TO DO –
Write the entries below out again exactly; any picture in them stays out.

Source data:
---

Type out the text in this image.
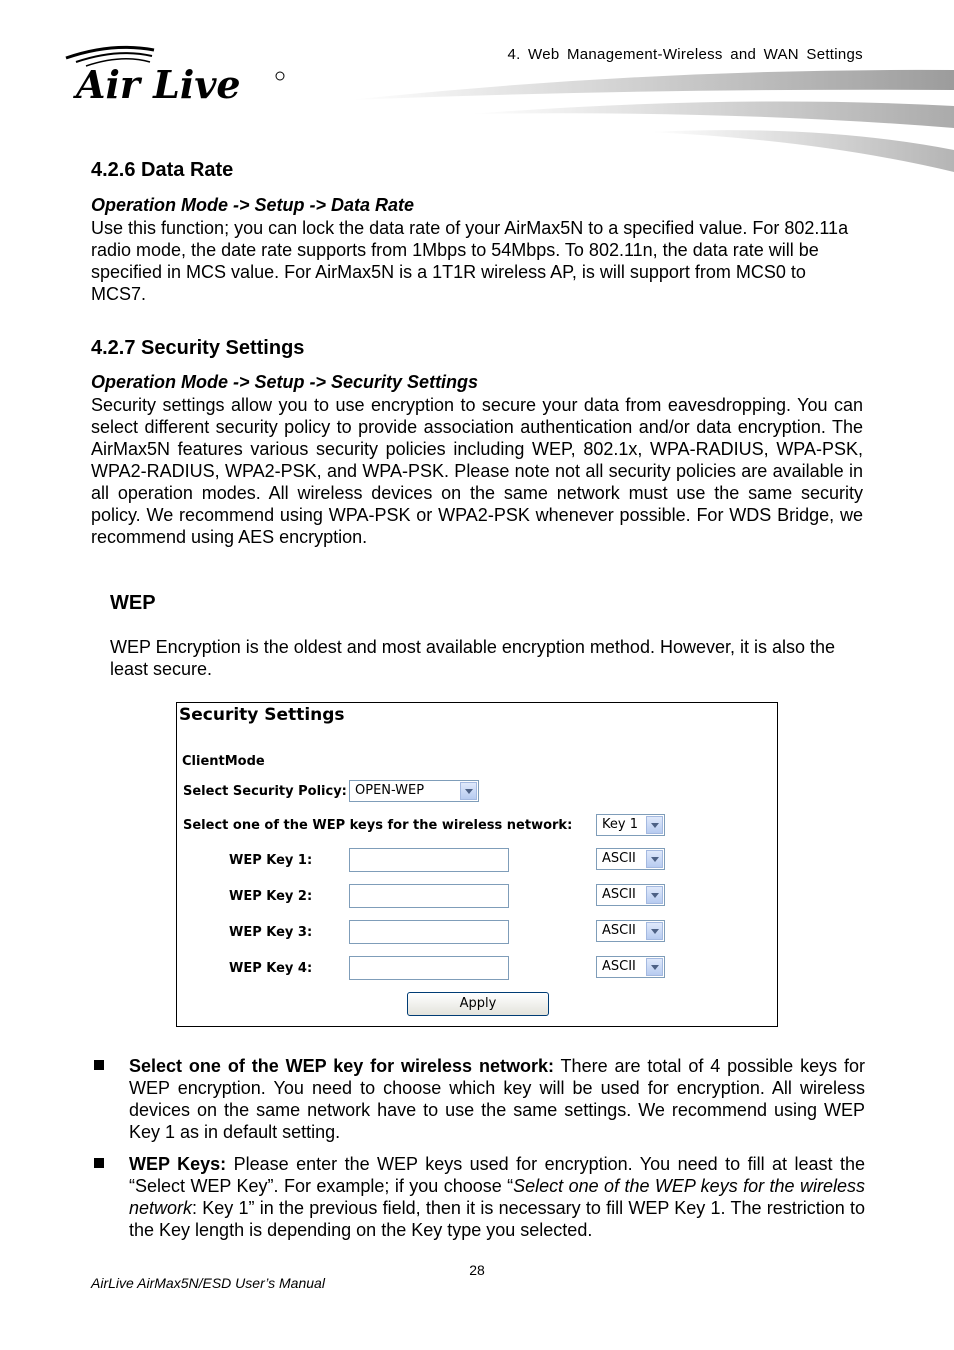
4. Web Management-Wireless and WAN Settings
Air Live
4.2.6 Data Rate
Operation Mode -> Setup -> Data Rate
Use this function; you can lock the data rate of your AirMax5N to a specified value. For 802.11a radio mode, the date rate supports from 1Mbps to 54Mbps. To 802.11n, the data rate will be specified in MCS value. For AirMax5N is a 1T1R wireless AP, is will support from MCS0 to MCS7.
4.2.7 Security Settings
Operation Mode -> Setup -> Security Settings
Security settings allow you to use encryption to secure your data from eavesdropping. You can select different security policy to provide association authentication and/or data encryption. The AirMax5N features various security policies including WEP, 802.1x, WPA-RADIUS, WPA-PSK, WPA2-RADIUS, WPA2-PSK, and WPA-PSK. Please note not all security policies are available in all operation modes. All wireless devices on the same network must use the same security policy. We recommend using WPA-PSK or WPA2-PSK whenever possible. For WDS Bridge, we recommend using AES encryption.
WEP
WEP Encryption is the oldest and most available encryption method. However, it is also the least secure.
Security Settings
ClientMode
Select Security Policy: OPEN-WEP
Select one of the WEP keys for the wireless network:	Key 1
WEP Key 1:	ASCII
WEP Key 2:	ASCII
WEP Key 3:	ASCII
WEP Key 4:	ASCII
Apply
Select one of the WEP key for wireless network: There are total of 4 possible keys for WEP encryption. You need to choose which key will be used for encryption. All wireless devices on the same network have to use the same settings. We recommend using WEP Key 1 as in default setting.
WEP Keys: Please enter the WEP keys used for encryption. You need to fill at least the “Select WEP Key”. For example; if you choose “Select one of the WEP keys for the wireless network: Key 1” in the previous field, then it is necessary to fill WEP Key 1. The restriction to the Key length is depending on the Key type you selected.
28
AirLive AirMax5N/ESD User’s Manual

---

RESPONSE –
Type out the text in this image.
4. Web Management-Wireless and WAN Settings
Air Live
4.2.6 Data Rate
Operation Mode -> Setup -> Data Rate
Use this function; you can lock the data rate of your AirMax5N to a specified value. For 802.11a radio mode, the date rate supports from 1Mbps to 54Mbps. To 802.11n, the data rate will be specified in MCS value. For AirMax5N is a 1T1R wireless AP, is will support from MCS0 to MCS7.
4.2.7 Security Settings
Operation Mode -> Setup -> Security Settings
Security settings allow you to use encryption to secure your data from eavesdropping. You can select different security policy to provide association authentication and/or data encryption. The AirMax5N features various security policies including WEP, 802.1x, WPA-RADIUS, WPA-PSK, WPA2-RADIUS, WPA2-PSK, and WPA-PSK. Please note not all security policies are available in all operation modes. All wireless devices on the same network must use the same security policy. We recommend using WPA-PSK or WPA2-PSK whenever possible. For WDS Bridge, we recommend using AES encryption.
WEP
WEP Encryption is the oldest and most available encryption method. However, it is also the least secure.
Security Settings
ClientMode
Select Security Policy: OPEN-WEP
Select one of the WEP keys for the wireless network:	Key 1
WEP Key 1:	ASCII
WEP Key 2:	ASCII
WEP Key 3:	ASCII
WEP Key 4:	ASCII
Apply
Select one of the WEP key for wireless network: There are total of 4 possible keys for WEP encryption. You need to choose which key will be used for encryption. All wireless devices on the same network have to use the same settings. We recommend using WEP Key 1 as in default setting.
WEP Keys: Please enter the WEP keys used for encryption. You need to fill at least the “Select WEP Key”. For example; if you choose “Select one of the WEP keys for the wireless network: Key 1” in the previous field, then it is necessary to fill WEP Key 1. The restriction to the Key length is depending on the Key type you selected.
28
AirLive AirMax5N/ESD User’s Manual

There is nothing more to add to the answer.